* **EXERCISE**: Repeat the material in full. Keep every line exactly as it is.

* **Extracted records**:
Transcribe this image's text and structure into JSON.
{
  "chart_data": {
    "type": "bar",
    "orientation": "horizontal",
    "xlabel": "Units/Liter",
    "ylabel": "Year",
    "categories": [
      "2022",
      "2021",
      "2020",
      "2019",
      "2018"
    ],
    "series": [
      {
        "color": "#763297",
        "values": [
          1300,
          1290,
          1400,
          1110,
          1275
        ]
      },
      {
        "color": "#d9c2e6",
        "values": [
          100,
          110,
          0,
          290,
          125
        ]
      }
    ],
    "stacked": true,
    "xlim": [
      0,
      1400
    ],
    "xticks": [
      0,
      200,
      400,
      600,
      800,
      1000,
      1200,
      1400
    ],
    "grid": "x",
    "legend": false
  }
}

* **EXERCISE ANSWER**:
Transcribe this image's text and structure into JSON.
{
  "chart_data": {
    "type": "bar",
    "orientation": "horizontal",
    "xlabel": "Units/Liter",
    "ylabel": "Year",
    "categories": [
      "2022",
      "2021",
      "2020",
      "2019",
      "2018"
    ],
    "series": [
      {
        "color": "#763297",
        "values": [
          1300,
          1290,
          1400,
          1110,
          1275
        ]
      },
      {
        "color": "#d9c2e6",
        "values": [
          100,
          110,
          0,
          290,
          125
        ]
      }
    ],
    "stacked": true,
    "xlim": [
      0,
      1400
    ],
    "xticks": [
      0,
      200,
      400,
      600,
      800,
      1000,
      1200,
      1400
    ],
    "grid": "x",
    "legend": false
  }
}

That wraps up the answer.